_Written instruction_.
Search the data for the word "this" and copy every line where it occurs.

(Dataset records)
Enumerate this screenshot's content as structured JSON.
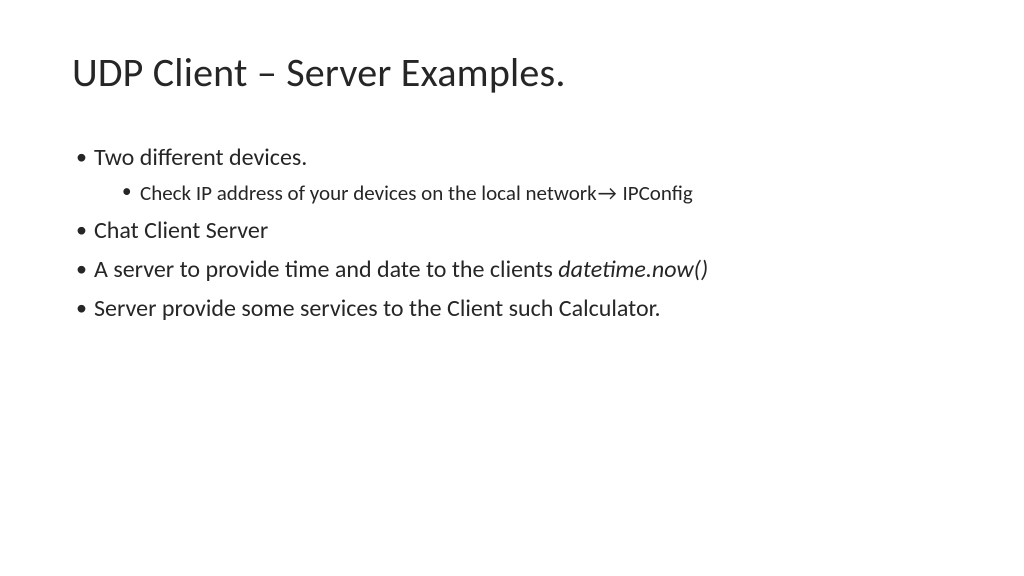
{
  "slide": {
    "title": "UDP Client – Server Examples.",
    "bullets": {
      "b0": "Two different devices.",
      "b0_sub0_pre": "Check IP address of your devices on the local network",
      "b0_sub0_arrow": "→",
      "b0_sub0_post": " IPConfig",
      "b1": "Chat Client Server",
      "b2_pre": "A server to provide time and date to the clients ",
      "b2_code": "datetime.now()",
      "b3": "Server provide some services to the Client such Calculator."
    }
  }
}
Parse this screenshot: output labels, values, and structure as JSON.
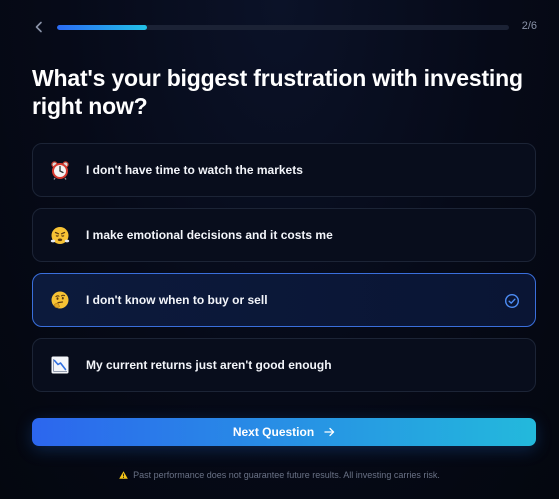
{
  "header": {
    "back_icon": "chevron-left-icon",
    "progress": 0.2,
    "step_text": "2/6"
  },
  "question": {
    "title": "What's your biggest frustration with investing right now?"
  },
  "options": [
    {
      "icon": "alarm-clock-icon",
      "label": "I don't have time to watch the markets",
      "selected": false
    },
    {
      "icon": "steaming-face-icon",
      "label": "I make emotional decisions and it costs me",
      "selected": false
    },
    {
      "icon": "thinking-face-icon",
      "label": "I don't know when to buy or sell",
      "selected": true
    },
    {
      "icon": "chart-decreasing-icon",
      "label": "My current returns just aren't good enough",
      "selected": false
    }
  ],
  "next_button": {
    "label": "Next Question",
    "icon": "arrow-right-icon"
  },
  "disclaimer": {
    "icon": "warning-icon",
    "text": "Past performance does not guarantee future results. All investing carries risk."
  },
  "colors": {
    "accent_start": "#2c66ee",
    "accent_end": "#23b9dc",
    "selected_border": "#3a6fdc",
    "background": "#060a18",
    "warning": "#f5c518"
  }
}
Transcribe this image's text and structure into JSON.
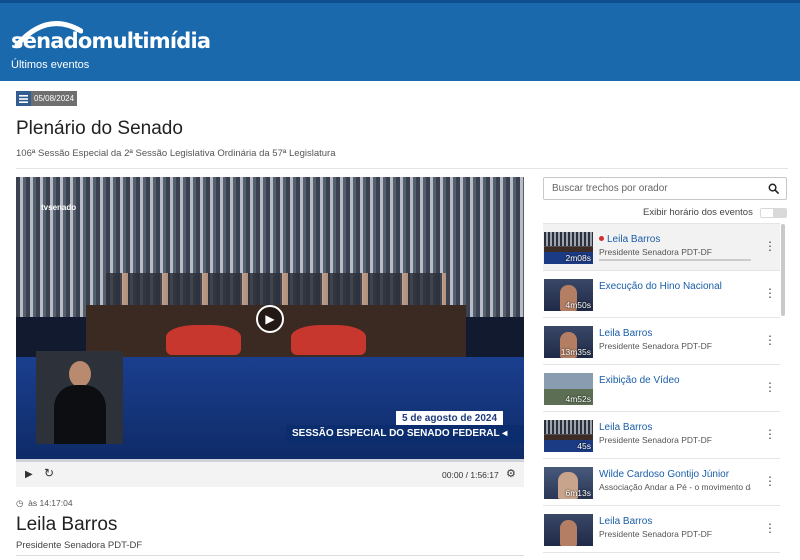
{
  "header": {
    "logo_bold": "senado",
    "logo_light": "multimídia",
    "nav_label": "Últimos eventos"
  },
  "event": {
    "date": "05/08/2024",
    "title": "Plenário do Senado",
    "subtitle": "106ª Sessão Especial da 2ª Sessão Legislativa Ordinária da 57ª Legislatura"
  },
  "video": {
    "channel_logo": "tvsenado",
    "overlay_date": "5 de agosto de 2024",
    "overlay_title": "SESSÃO ESPECIAL DO SENADO FEDERAL ◂",
    "time_display": "00:00 / 1:56:17",
    "play_icon": "play-icon",
    "reload_icon": "reload-icon",
    "settings_icon": "settings-icon"
  },
  "current_speaker": {
    "time": "às 14:17:04",
    "name": "Leila Barros",
    "role": "Presidente Senadora PDT-DF"
  },
  "sidebar": {
    "search_placeholder": "Buscar trechos por orador",
    "toggle_label": "Exibir horário dos eventos",
    "toggle_on": false,
    "items": [
      {
        "title": "Leila Barros",
        "subtitle": "Presidente Senadora PDT-DF",
        "duration": "2m08s",
        "active": true,
        "live": true,
        "thumb": "plenary"
      },
      {
        "title": "Execução do Hino Nacional",
        "subtitle": "",
        "duration": "4m50s",
        "active": false,
        "live": false,
        "thumb": "speaker"
      },
      {
        "title": "Leila Barros",
        "subtitle": "Presidente Senadora PDT-DF",
        "duration": "13m35s",
        "active": false,
        "live": false,
        "thumb": "speaker"
      },
      {
        "title": "Exibição de Vídeo",
        "subtitle": "",
        "duration": "4m52s",
        "active": false,
        "live": false,
        "thumb": "outdoor"
      },
      {
        "title": "Leila Barros",
        "subtitle": "Presidente Senadora PDT-DF",
        "duration": "45s",
        "active": false,
        "live": false,
        "thumb": "plenary"
      },
      {
        "title": "Wilde Cardoso Gontijo Júnior",
        "subtitle": "Associação Andar a Pé - o movimento da",
        "duration": "6m13s",
        "active": false,
        "live": false,
        "thumb": "man"
      },
      {
        "title": "Leila Barros",
        "subtitle": "Presidente Senadora PDT-DF",
        "duration": "",
        "active": false,
        "live": false,
        "thumb": "speaker"
      }
    ]
  }
}
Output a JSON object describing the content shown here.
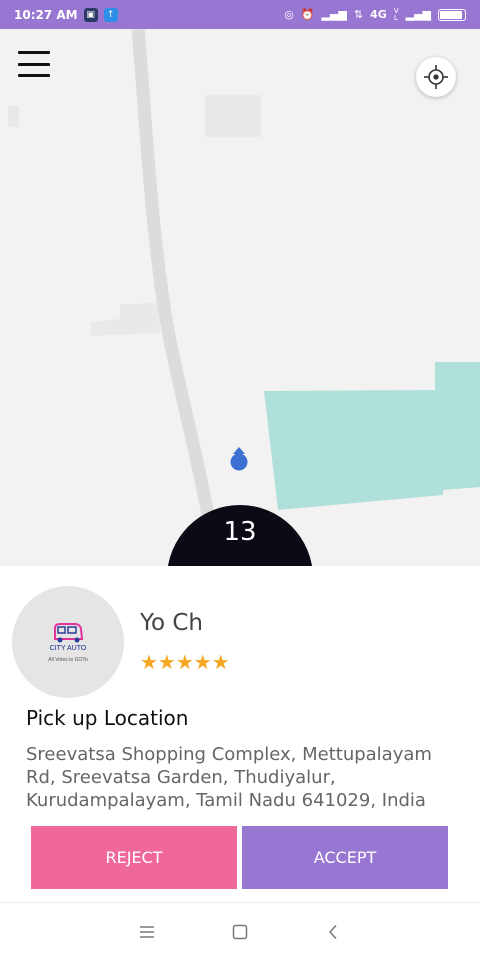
{
  "status_bar": {
    "time": "10:27 AM",
    "network": "4G",
    "colors": {
      "background": "#9877d3"
    }
  },
  "map": {
    "eta_value": "13",
    "colors": {
      "background": "#f2f2f2",
      "road": "#dcdcdc",
      "park": "#afe1da",
      "marker": "#3b6fd1"
    }
  },
  "driver": {
    "name": "Yo Ch",
    "rating": 5,
    "stars": "★★★★★",
    "logo_title": "CITY AUTO",
    "logo_tag": "All Votes to GOTo"
  },
  "pickup": {
    "title": "Pick up Location",
    "address": "Sreevatsa Shopping Complex, Mettupalayam Rd, Sreevatsa Garden, Thudiyalur, Kurudampalayam, Tamil Nadu 641029, India"
  },
  "actions": {
    "reject_label": "REJECT",
    "accept_label": "ACCEPT",
    "colors": {
      "reject": "#f0679a",
      "accept": "#9877d3"
    }
  },
  "nav_bar": {
    "icons": [
      "menu-icon",
      "home-icon",
      "back-icon"
    ]
  }
}
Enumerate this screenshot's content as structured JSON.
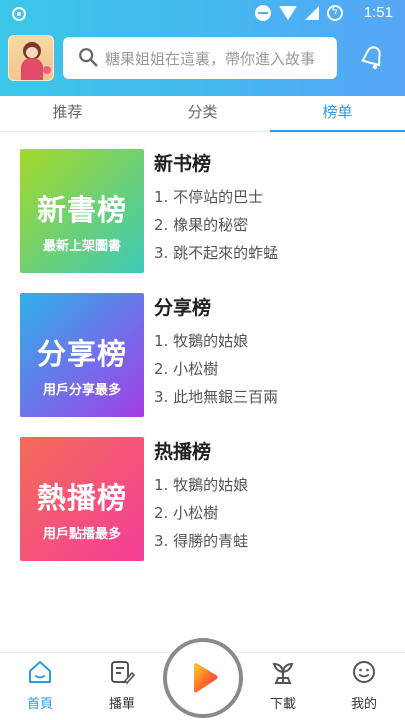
{
  "status_bar": {
    "time": "1:51"
  },
  "search": {
    "placeholder": "糖果姐姐在這裏，帶你進入故事"
  },
  "tabs": [
    {
      "label": "推荐",
      "active": false
    },
    {
      "label": "分类",
      "active": false
    },
    {
      "label": "榜单",
      "active": true
    }
  ],
  "rankings": [
    {
      "cover_title": "新書榜",
      "cover_subtitle": "最新上架圖書",
      "title": "新书榜",
      "items": [
        "1. 不停站的巴士",
        "2. 橡果的秘密",
        "3. 跳不起來的蚱蜢"
      ],
      "gradient": [
        "#a5d829",
        "#3dc9b8"
      ]
    },
    {
      "cover_title": "分享榜",
      "cover_subtitle": "用戶分享最多",
      "title": "分享榜",
      "items": [
        "1. 牧鵝的姑娘",
        "2. 小松樹",
        "3. 此地無銀三百兩"
      ],
      "gradient": [
        "#2fb0ea",
        "#a43de6"
      ]
    },
    {
      "cover_title": "熱播榜",
      "cover_subtitle": "用戶點播最多",
      "title": "热播榜",
      "items": [
        "1. 牧鵝的姑娘",
        "2. 小松樹",
        "3. 得勝的青蛙"
      ],
      "gradient": [
        "#f36b56",
        "#f43e9a"
      ]
    }
  ],
  "bottom_nav": [
    {
      "label": "首頁",
      "icon": "home-icon",
      "active": true
    },
    {
      "label": "播單",
      "icon": "playlist-icon",
      "active": false
    },
    {
      "label": "下載",
      "icon": "download-icon",
      "active": false
    },
    {
      "label": "我的",
      "icon": "profile-icon",
      "active": false
    }
  ],
  "colors": {
    "accent": "#2c9ce6",
    "header_start": "#3cc6e8",
    "header_end": "#57a6f5"
  }
}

_Reply_.
Enumerate this screenshot's content as structured JSON.
Parse this screenshot: output labels, values, and structure as JSON.
Transcribe this image's text and structure into JSON.
Enumerate this screenshot's content as structured JSON.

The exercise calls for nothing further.